Records for the exercise →
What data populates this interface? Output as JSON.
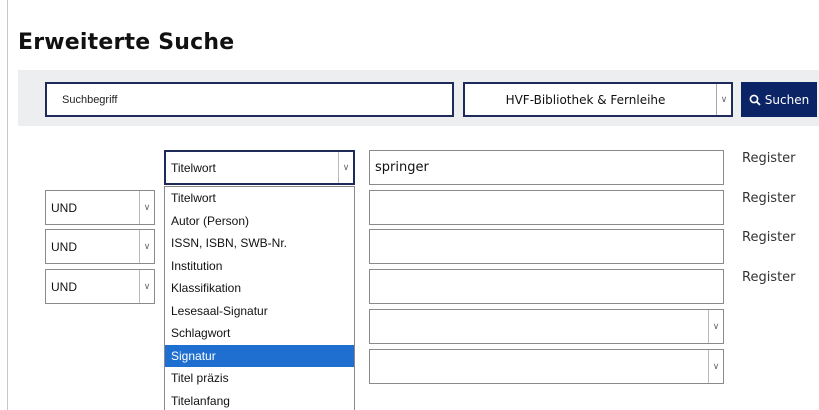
{
  "page": {
    "title": "Erweiterte Suche"
  },
  "search_bar": {
    "input_value": "Suchbegriff",
    "library_selected": "HVF-Bibliothek & Fernleihe",
    "search_button": "Suchen"
  },
  "rows": [
    {
      "operator": "",
      "field": "Titelwort",
      "term": "springer",
      "register": "Register"
    },
    {
      "operator": "UND",
      "field": "",
      "term": "",
      "register": "Register"
    },
    {
      "operator": "UND",
      "field": "",
      "term": "",
      "register": "Register"
    },
    {
      "operator": "UND",
      "field": "",
      "term": "",
      "register": "Register"
    }
  ],
  "field_dropdown": {
    "options": [
      "Titelwort",
      "Autor (Person)",
      "ISSN, ISBN, SWB-Nr.",
      "Institution",
      "Klassifikation",
      "Lesesaal-Signatur",
      "Schlagwort",
      "Signatur",
      "Titel präzis",
      "Titelanfang"
    ],
    "highlighted": "Signatur",
    "highlight_color": "#1f6fd1"
  },
  "colors": {
    "accent": "#0b2466",
    "border_dark": "#1e2a5a",
    "bar_background": "#eceef0"
  },
  "icons": {
    "search": "search-icon",
    "dropdown_arrow": "chevron-down-icon"
  }
}
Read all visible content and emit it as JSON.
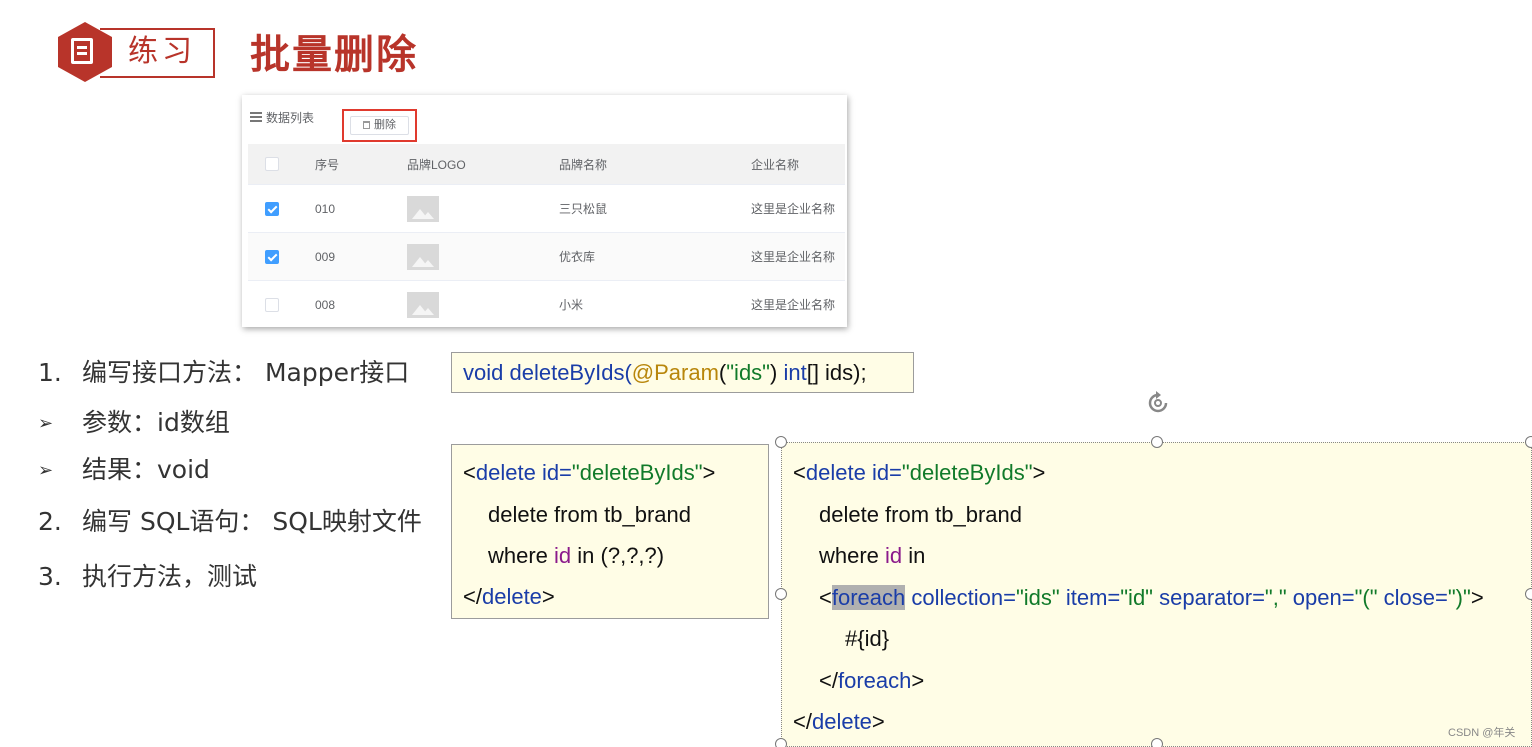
{
  "header": {
    "tag": "练习",
    "title": "批量删除"
  },
  "table_ui": {
    "list_label": "数据列表",
    "delete_button": "删除",
    "columns": [
      "序号",
      "品牌LOGO",
      "品牌名称",
      "企业名称"
    ],
    "rows": [
      {
        "checked": true,
        "id": "010",
        "brand": "三只松鼠",
        "company": "这里是企业名称"
      },
      {
        "checked": true,
        "id": "009",
        "brand": "优衣库",
        "company": "这里是企业名称"
      },
      {
        "checked": false,
        "id": "008",
        "brand": "小米",
        "company": "这里是企业名称"
      }
    ]
  },
  "steps": [
    {
      "marker": "1.",
      "text": "编写接口方法： Mapper接口"
    },
    {
      "marker": "➢",
      "text": "参数：id数组"
    },
    {
      "marker": "➢",
      "text": "结果：void"
    },
    {
      "marker": "2.",
      "text": "编写 SQL语句： SQL映射文件"
    },
    {
      "marker": "3.",
      "text": "执行方法，测试"
    }
  ],
  "code": {
    "signature": {
      "void": "void",
      "method": "deleteByIds(",
      "annotation": "@Param",
      "open_paren": "(",
      "param_str": "\"ids\"",
      "close_paren": ") ",
      "int": "int",
      "rest": "[] ids);"
    },
    "box2": {
      "l1_lt": "<",
      "l1_tag": "delete",
      "l1_attr": "id=",
      "l1_val": "\"deleteByIds\"",
      "l1_gt": ">",
      "l2": "delete from tb_brand",
      "l3_where": "where ",
      "l3_id": "id",
      "l3_rest": " in (?,?,?)",
      "l4_lt": "</",
      "l4_tag": "delete",
      "l4_gt": ">"
    },
    "box3": {
      "l1_lt": "<",
      "l1_tag": "delete",
      "l1_attr": "id=",
      "l1_val": "\"deleteByIds\"",
      "l1_gt": ">",
      "l2": "delete from tb_brand",
      "l3_where": "where ",
      "l3_id": "id",
      "l3_rest": " in",
      "l4_lt": "<",
      "l4_tag": "foreach",
      "l4_attr1": "collection=",
      "l4_val1": "\"ids\"",
      "l4_attr2": "item=",
      "l4_val2": "\"id\"",
      "l4_attr3": "separator=",
      "l4_val3": "\",\"",
      "l4_attr4": "open=",
      "l4_val4": "\"(\"",
      "l4_attr5": "close=",
      "l4_val5": "\")\"",
      "l4_gt": ">",
      "l5": "#{id}",
      "l6_lt": "</",
      "l6_tag": "foreach",
      "l6_gt": ">",
      "l7_lt": "</",
      "l7_tag": "delete",
      "l7_gt": ">"
    }
  },
  "watermark": "CSDN @年关",
  "colors": {
    "brand_red": "#b8342a",
    "code_bg": "#fffde6",
    "checkbox_blue": "#409eff"
  }
}
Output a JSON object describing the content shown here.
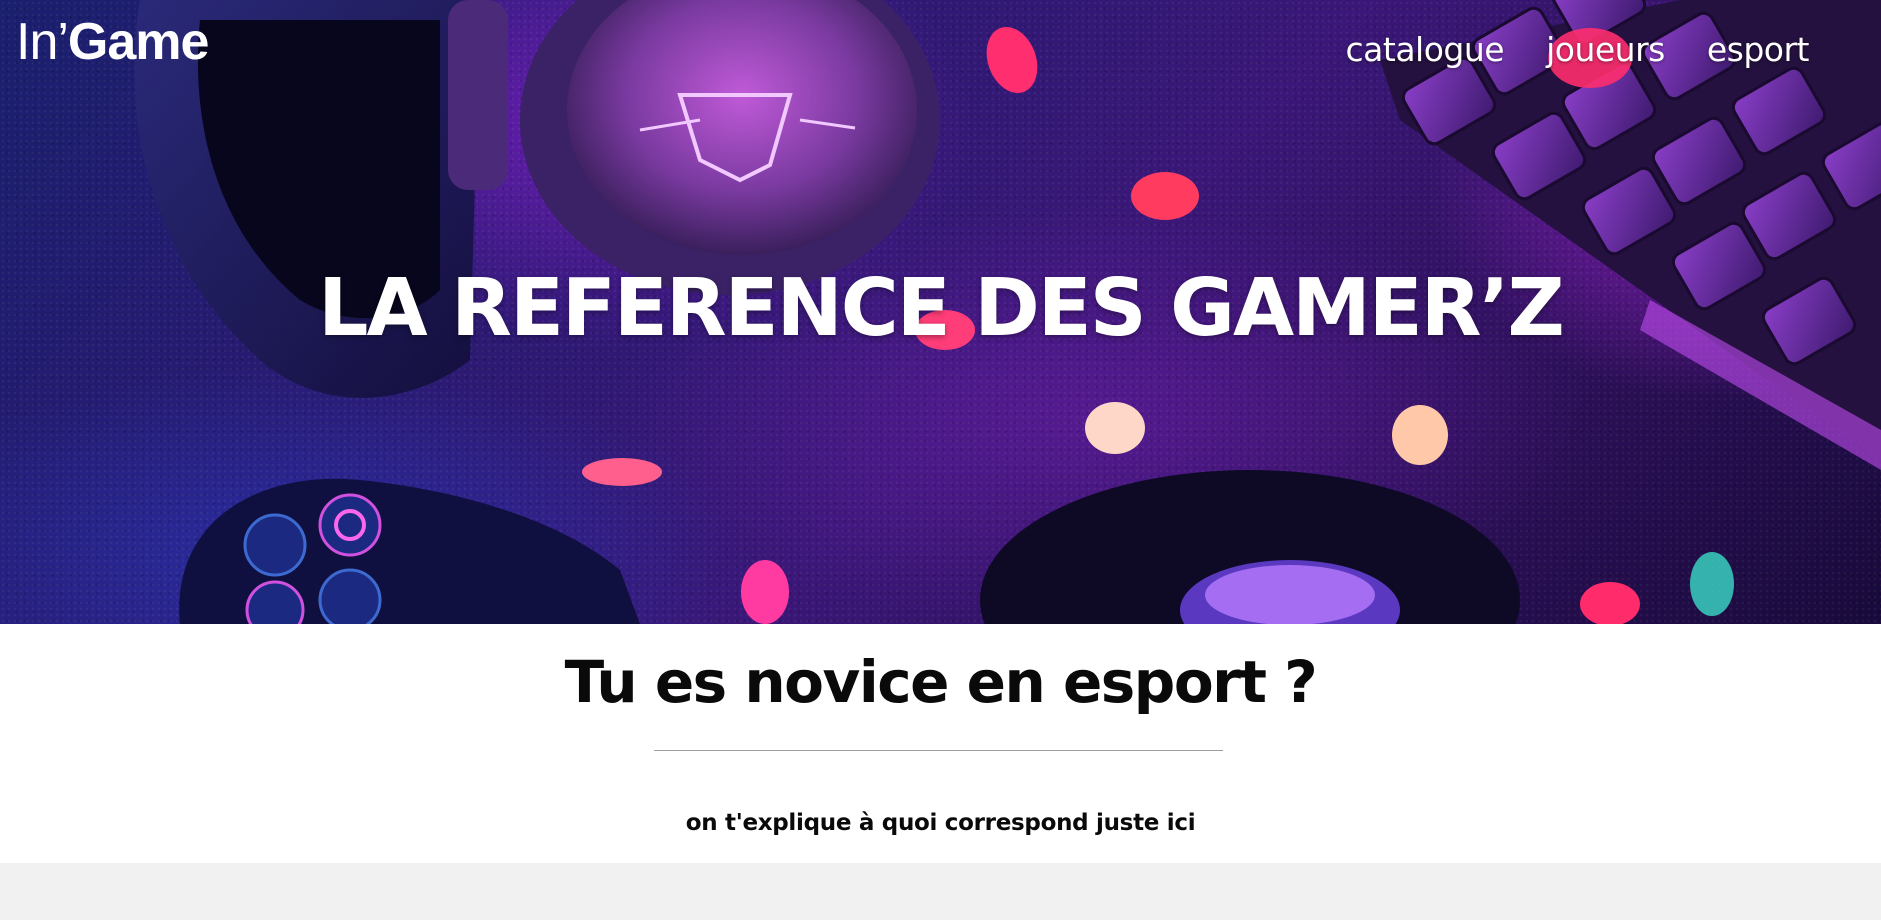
{
  "header": {
    "brand_prefix": "In’",
    "brand_main": "Game",
    "nav": [
      {
        "label": "catalogue"
      },
      {
        "label": "joueurs"
      },
      {
        "label": "esport"
      }
    ]
  },
  "hero": {
    "title": "LA REFERENCE DES GAMER’Z",
    "image_icon": "gaming-desk-photo"
  },
  "intro": {
    "title": "Tu es novice en esport ?",
    "text": "on t'explique à quoi correspond juste ici"
  },
  "colors": {
    "hero_purple": "#3a1778",
    "hero_blue": "#1a1f6e",
    "accent_pink": "#ff2e6e",
    "text_dark": "#0a0a0a",
    "footer_grey": "#f1f1f1"
  }
}
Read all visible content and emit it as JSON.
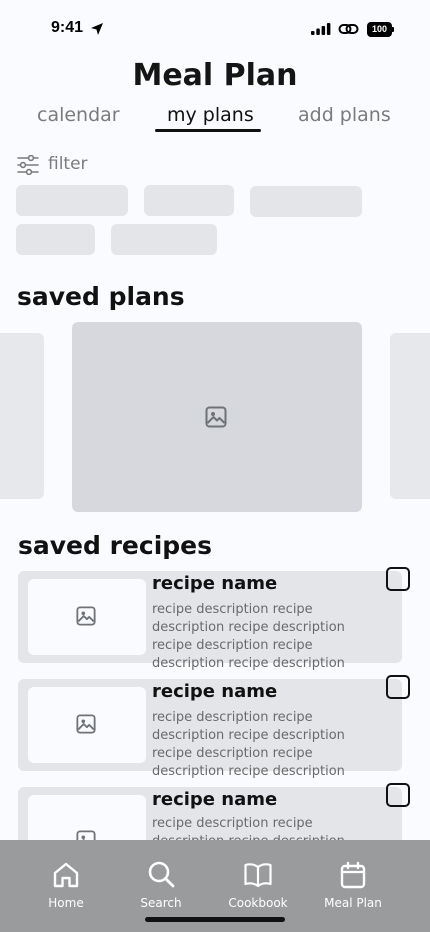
{
  "status": {
    "time": "9:41",
    "battery": "100"
  },
  "header": {
    "title": "Meal Plan"
  },
  "tabs": [
    {
      "label": "calendar"
    },
    {
      "label": "my plans"
    },
    {
      "label": "add plans"
    }
  ],
  "filter": {
    "label": "filter"
  },
  "saved_plans": {
    "title": "saved plans"
  },
  "saved_recipes": {
    "title": "saved recipes",
    "items": [
      {
        "name": "recipe name",
        "description": "recipe description recipe description recipe description recipe description recipe description recipe description"
      },
      {
        "name": "recipe name",
        "description": "recipe description recipe description recipe description recipe description recipe description recipe description"
      },
      {
        "name": "recipe name",
        "description": "recipe description recipe description recipe description recipe description recipe description recipe description"
      }
    ]
  },
  "nav": [
    {
      "label": "Home",
      "icon": "home-icon"
    },
    {
      "label": "Search",
      "icon": "search-icon"
    },
    {
      "label": "Cookbook",
      "icon": "book-icon"
    },
    {
      "label": "Meal Plan",
      "icon": "calendar-icon"
    }
  ]
}
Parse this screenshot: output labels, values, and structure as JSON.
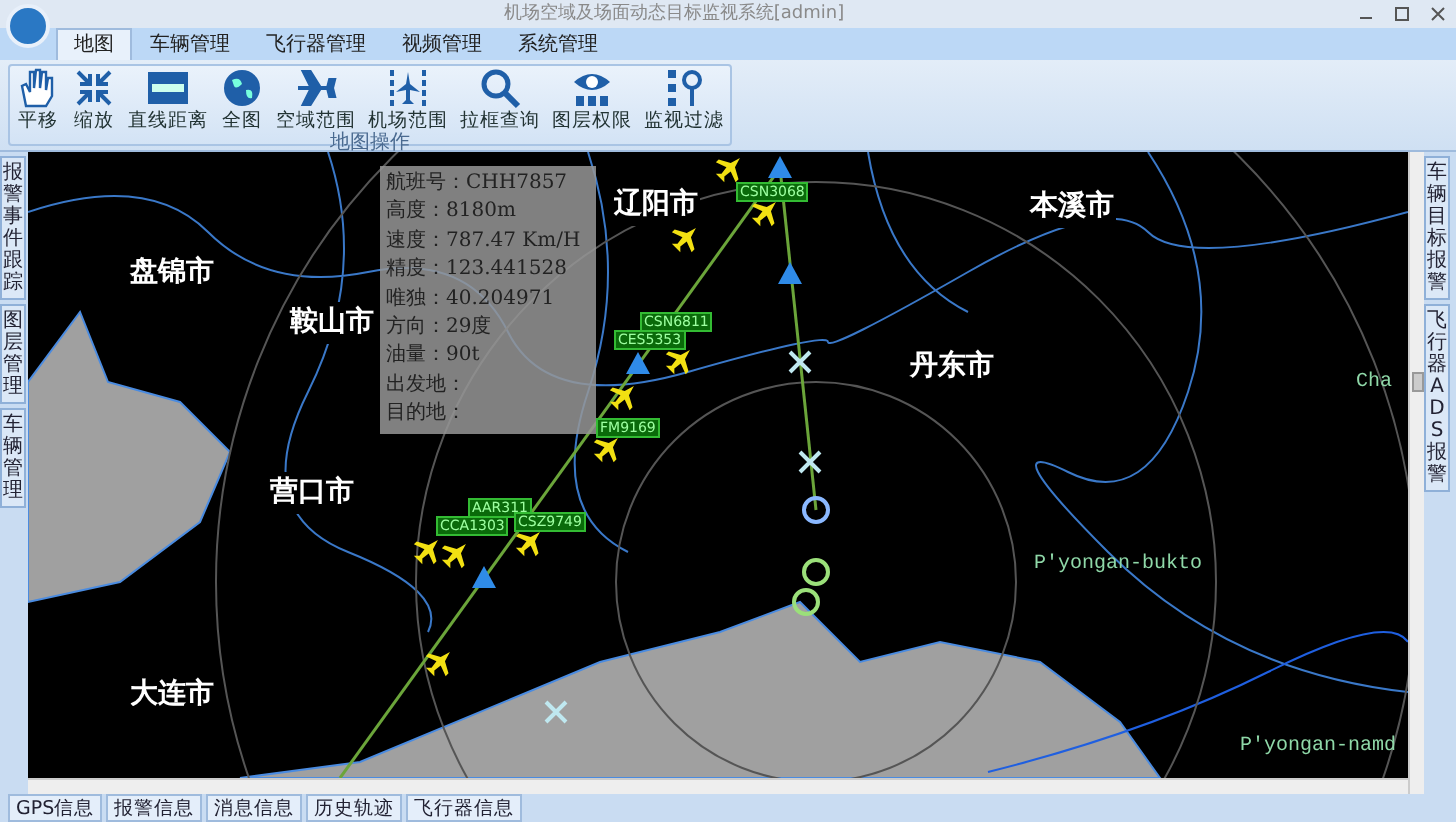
{
  "window": {
    "title": "机场空域及场面动态目标监视系统[admin]"
  },
  "menu_tabs": [
    {
      "label": "地图",
      "selected": true
    },
    {
      "label": "车辆管理",
      "selected": false
    },
    {
      "label": "飞行器管理",
      "selected": false
    },
    {
      "label": "视频管理",
      "selected": false
    },
    {
      "label": "系统管理",
      "selected": false
    }
  ],
  "ribbon": {
    "buttons": [
      {
        "label": "平移",
        "kind": "pan"
      },
      {
        "label": "缩放",
        "kind": "zoom"
      },
      {
        "label": "直线距离",
        "kind": "measure"
      },
      {
        "label": "全图",
        "kind": "globe"
      },
      {
        "label": "空域范围",
        "kind": "airspace"
      },
      {
        "label": "机场范围",
        "kind": "airport"
      },
      {
        "label": "拉框查询",
        "kind": "search"
      },
      {
        "label": "图层权限",
        "kind": "layers"
      },
      {
        "label": "监视过滤",
        "kind": "filter"
      }
    ],
    "group_label": "地图操作"
  },
  "left_tabs": [
    "报警事件跟踪",
    "图层管理",
    "车辆管理"
  ],
  "right_tabs": [
    "车辆目标报警",
    "飞行器ADS报警"
  ],
  "map": {
    "cities": [
      "盘锦市",
      "鞍山市",
      "辽阳市",
      "本溪市",
      "丹东市",
      "营口市",
      "大连市"
    ],
    "region_labels": [
      "Cha",
      "P'yongan-bukto",
      "P'yongan-namd"
    ],
    "flight_tags": [
      "CSN3068",
      "CSN6811",
      "CES5353",
      "FM9169",
      "AAR311",
      "CCA1303",
      "CSZ9749"
    ],
    "info_panel": [
      "航班号：CHH7857",
      "高度：8180m",
      "速度：787.47 Km/H",
      "精度：123.441528",
      "唯独：40.204971",
      "方向：29度",
      "油量：90t",
      "出发地：",
      "目的地："
    ]
  },
  "bottom_tabs": [
    {
      "label": "GPS信息",
      "selected": false
    },
    {
      "label": "报警信息",
      "selected": false
    },
    {
      "label": "消息信息",
      "selected": false
    },
    {
      "label": "历史轨迹",
      "selected": false
    },
    {
      "label": "飞行器信息",
      "selected": false
    }
  ]
}
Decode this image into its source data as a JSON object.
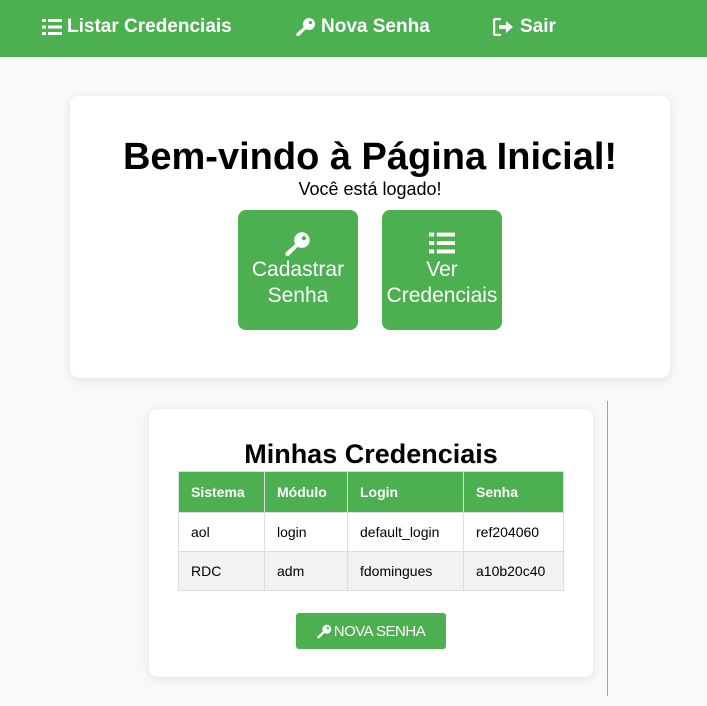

Stated problem → In the entries above, find every line holding the word "object" and copy it out.

Response to the exercise →
Output a JSON object describing the content shown here.
Decode this image into its source data as a JSON object.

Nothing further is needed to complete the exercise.